• _Data for processing_
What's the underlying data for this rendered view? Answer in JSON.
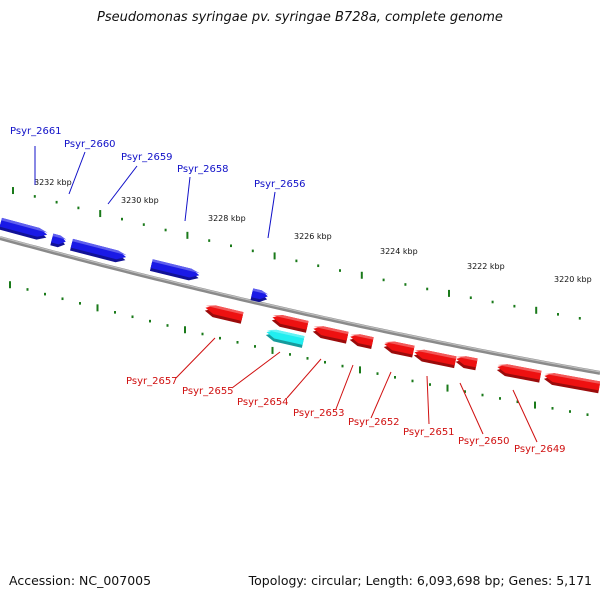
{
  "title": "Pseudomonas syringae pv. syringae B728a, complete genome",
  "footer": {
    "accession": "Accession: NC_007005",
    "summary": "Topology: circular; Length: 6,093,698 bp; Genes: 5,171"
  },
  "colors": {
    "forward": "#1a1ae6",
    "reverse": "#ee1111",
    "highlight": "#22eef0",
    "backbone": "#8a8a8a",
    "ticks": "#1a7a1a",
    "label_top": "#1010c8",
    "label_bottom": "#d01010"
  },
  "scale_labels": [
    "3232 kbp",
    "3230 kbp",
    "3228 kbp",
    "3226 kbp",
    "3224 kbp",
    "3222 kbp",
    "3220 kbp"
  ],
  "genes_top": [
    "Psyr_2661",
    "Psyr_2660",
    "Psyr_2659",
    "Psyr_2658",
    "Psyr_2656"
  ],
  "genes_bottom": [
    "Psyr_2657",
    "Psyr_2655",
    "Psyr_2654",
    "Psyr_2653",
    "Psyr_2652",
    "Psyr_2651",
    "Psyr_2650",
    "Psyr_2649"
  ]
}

• _Requirement_
The records above should be returned exactly; no image belongs in the copy.

• _Answer below_
What's the underlying data for this rendered view? Answer in JSON.
{
  "title": "Pseudomonas syringae pv. syringae B728a, complete genome",
  "footer": {
    "accession": "Accession: NC_007005",
    "summary": "Topology: circular; Length: 6,093,698 bp; Genes: 5,171"
  },
  "colors": {
    "forward": "#1a1ae6",
    "reverse": "#ee1111",
    "highlight": "#22eef0",
    "backbone": "#8a8a8a",
    "ticks": "#1a7a1a",
    "label_top": "#1010c8",
    "label_bottom": "#d01010"
  },
  "scale_labels": [
    "3232 kbp",
    "3230 kbp",
    "3228 kbp",
    "3226 kbp",
    "3224 kbp",
    "3222 kbp",
    "3220 kbp"
  ],
  "genes_top": [
    "Psyr_2661",
    "Psyr_2660",
    "Psyr_2659",
    "Psyr_2658",
    "Psyr_2656"
  ],
  "genes_bottom": [
    "Psyr_2657",
    "Psyr_2655",
    "Psyr_2654",
    "Psyr_2653",
    "Psyr_2652",
    "Psyr_2651",
    "Psyr_2650",
    "Psyr_2649"
  ]
}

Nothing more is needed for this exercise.